## EXERCISE TASK
Pull out every line of the listing below where "Development" appears.

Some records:
═══

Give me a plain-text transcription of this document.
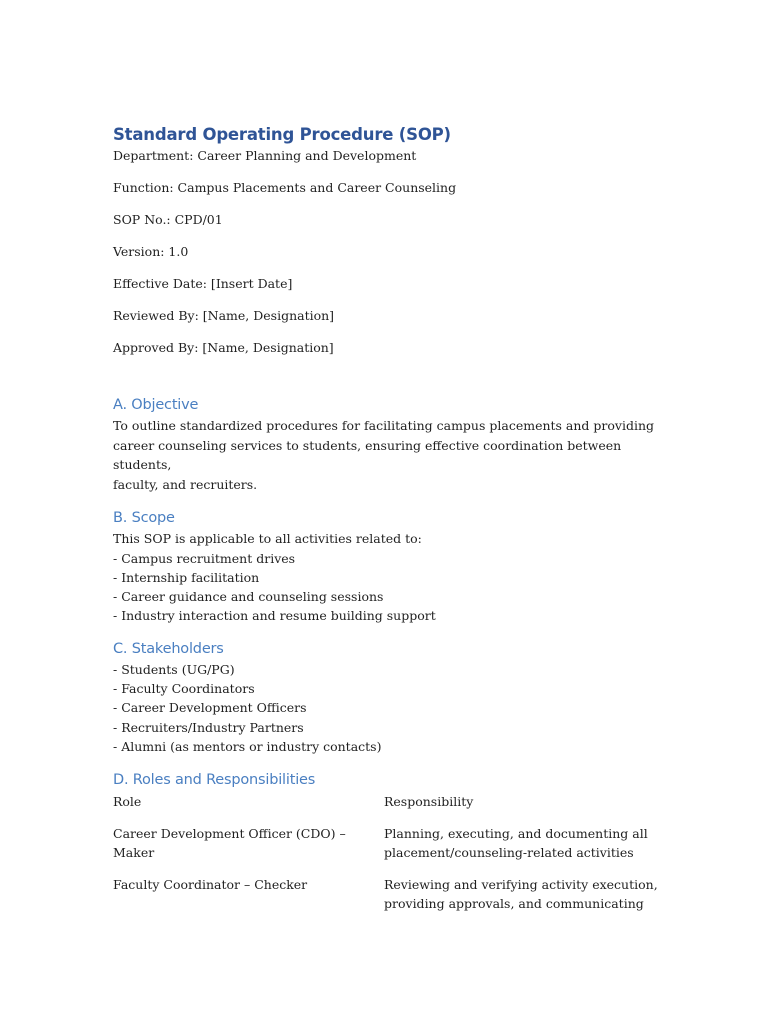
Standard Operating Procedure (SOP)

Department: Career Planning and Development

Function: Campus Placements and Career Counseling

SOP No.: CPD/01

Version: 1.0

Effective Date: [Insert Date]

Reviewed By: [Name, Designation]

Approved By: [Name, Designation]

A. Objective
To outline standardized procedures for facilitating campus placements and providing
career counseling services to students, ensuring effective coordination between students,
faculty, and recruiters.
B. Scope

This SOP is applicable to all activities related to:

- Campus recruitment drives
- Internship facilitation
- Career guidance and counseling sessions
- Industry interaction and resume building support
C. Stakeholders
- Students (UG/PG)
- Faculty Coordinators
- Career Development Officers
- Recruiters/Industry Partners
- Alumni (as mentors or industry contacts)
D. Roles and Responsibilities
Role	Responsibility
Career Development Officer (CDO) – Maker
Planning, executing, and documenting all
placement/counseling-related activities
Faculty Coordinator – Checker	Reviewing and verifying activity execution,
providing approvals, and communicating
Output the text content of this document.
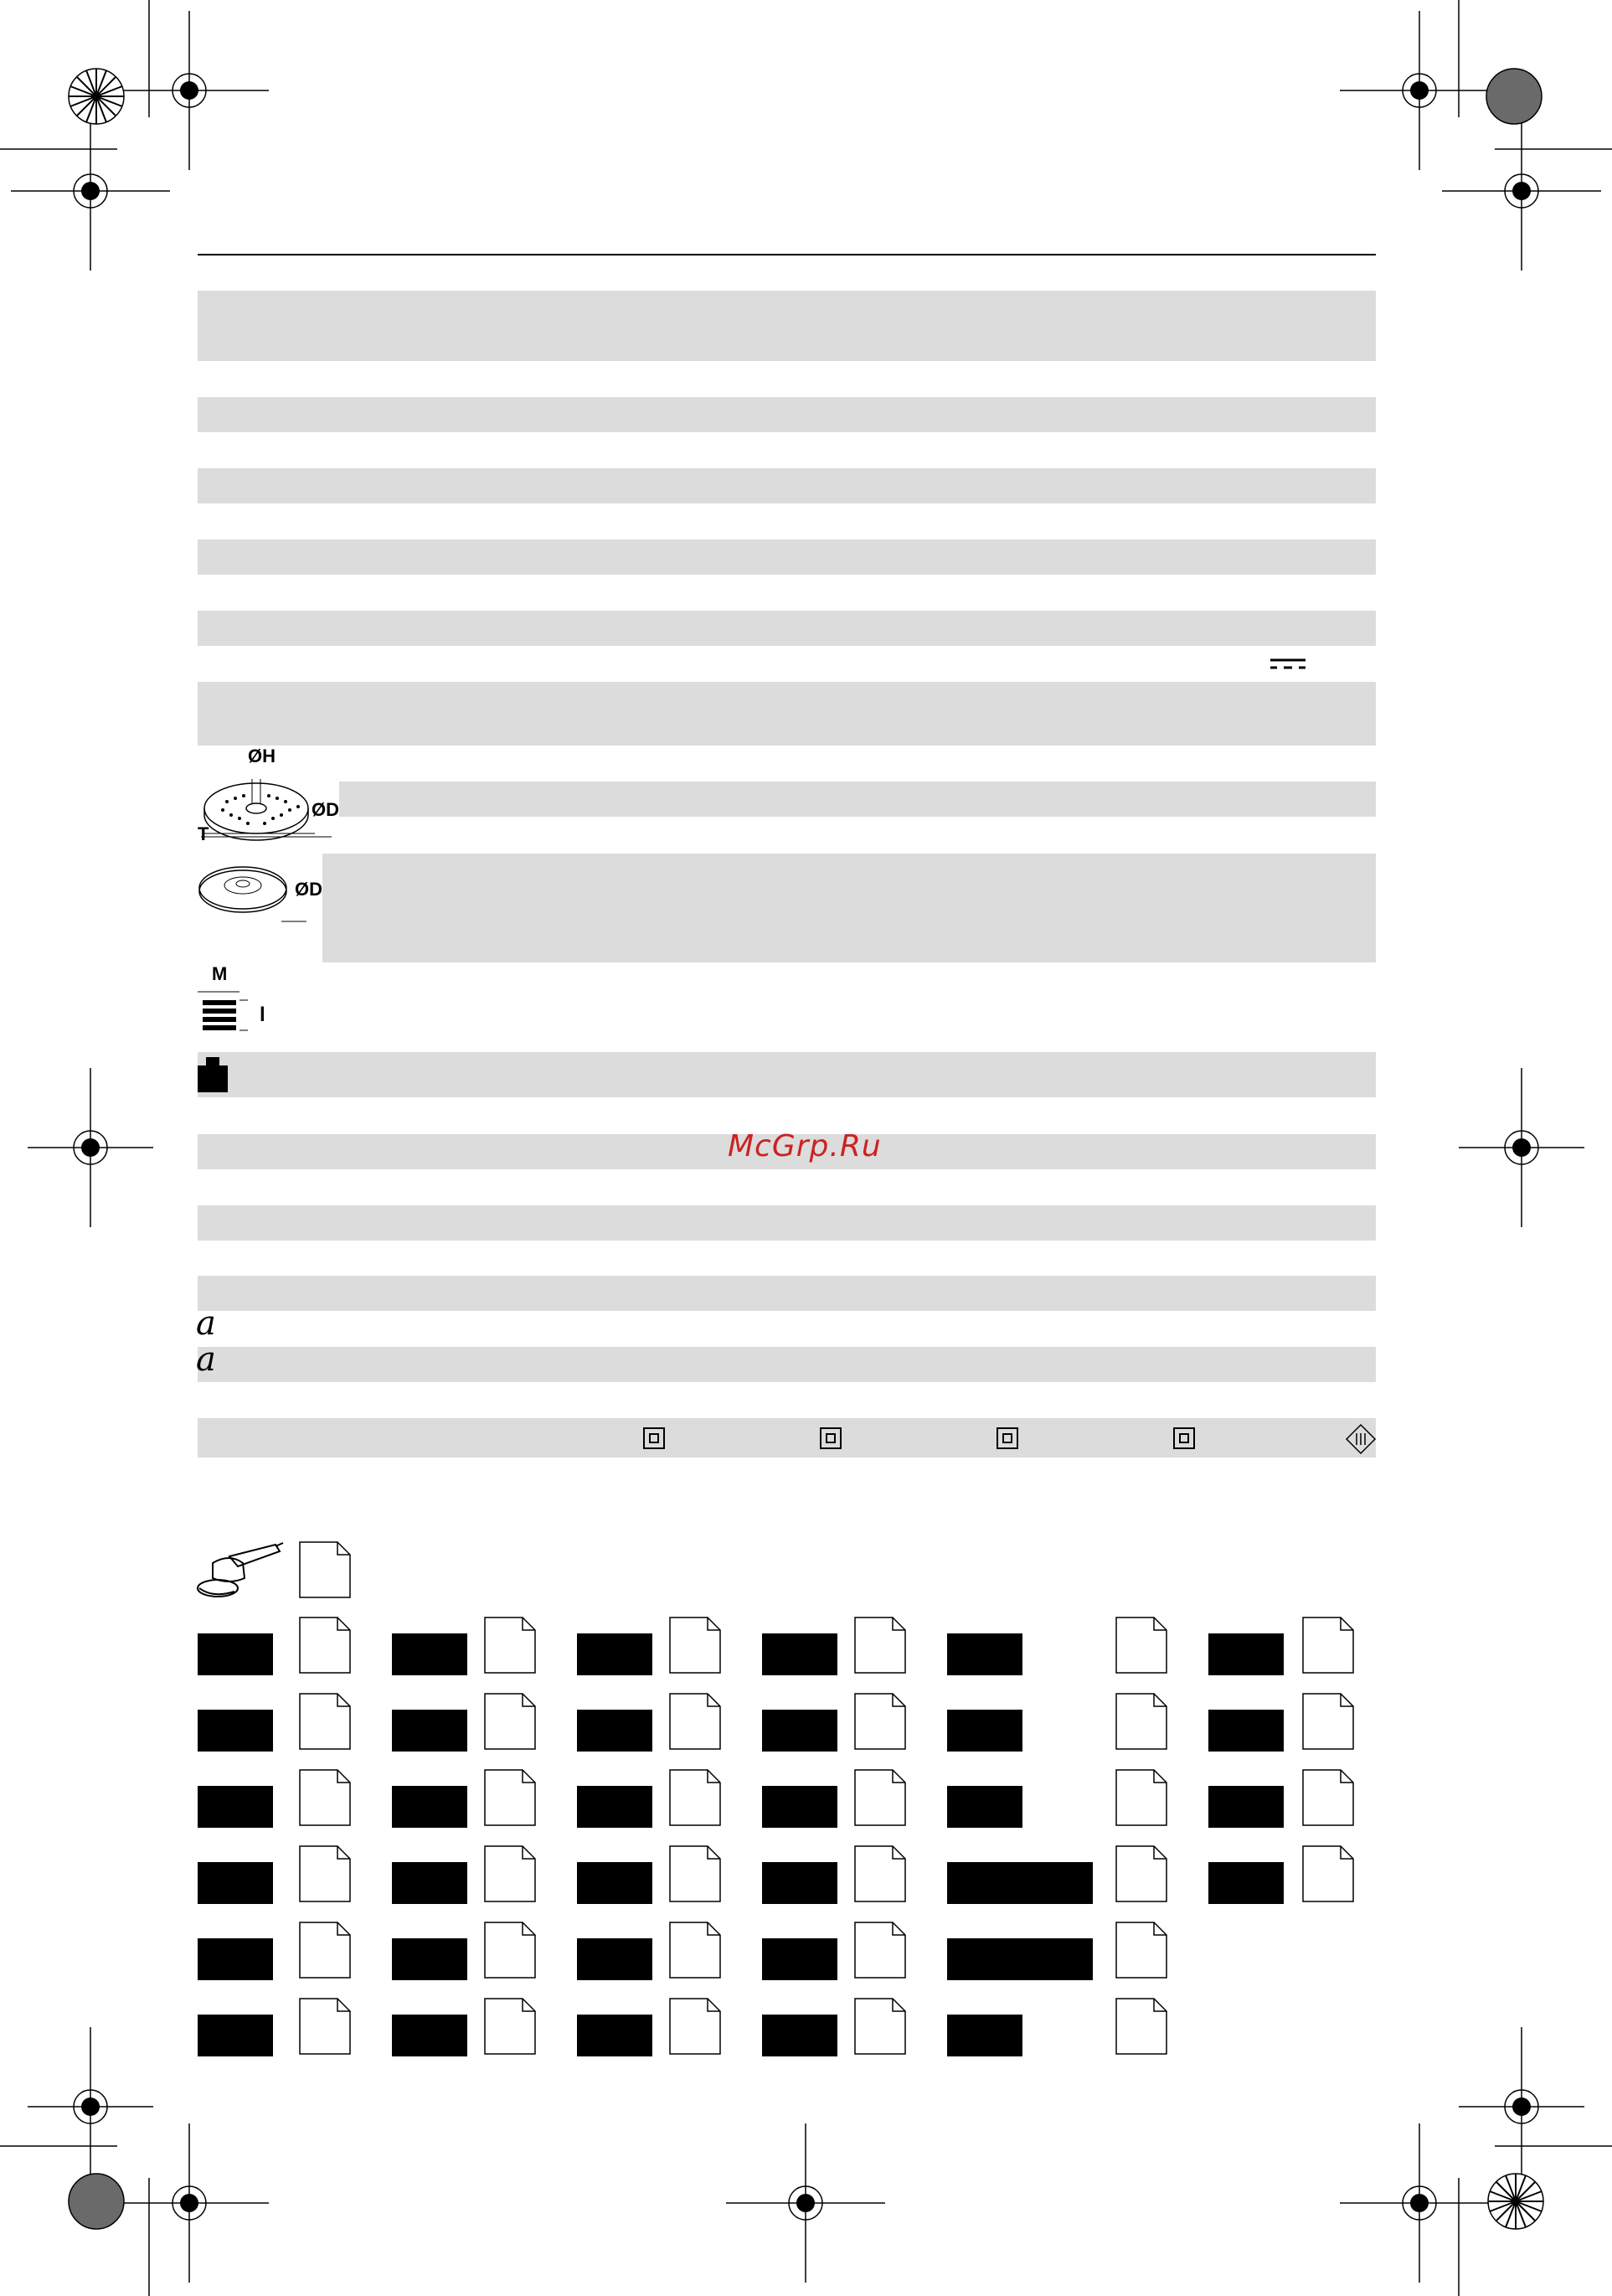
ØH
ØD
T
ØD
M
l
McGrp.Ru
a
a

═══

## FULL SOLUTION
Department: Career Planning and Development
- Career Development Officers
Career Development Officer (CDO) – Maker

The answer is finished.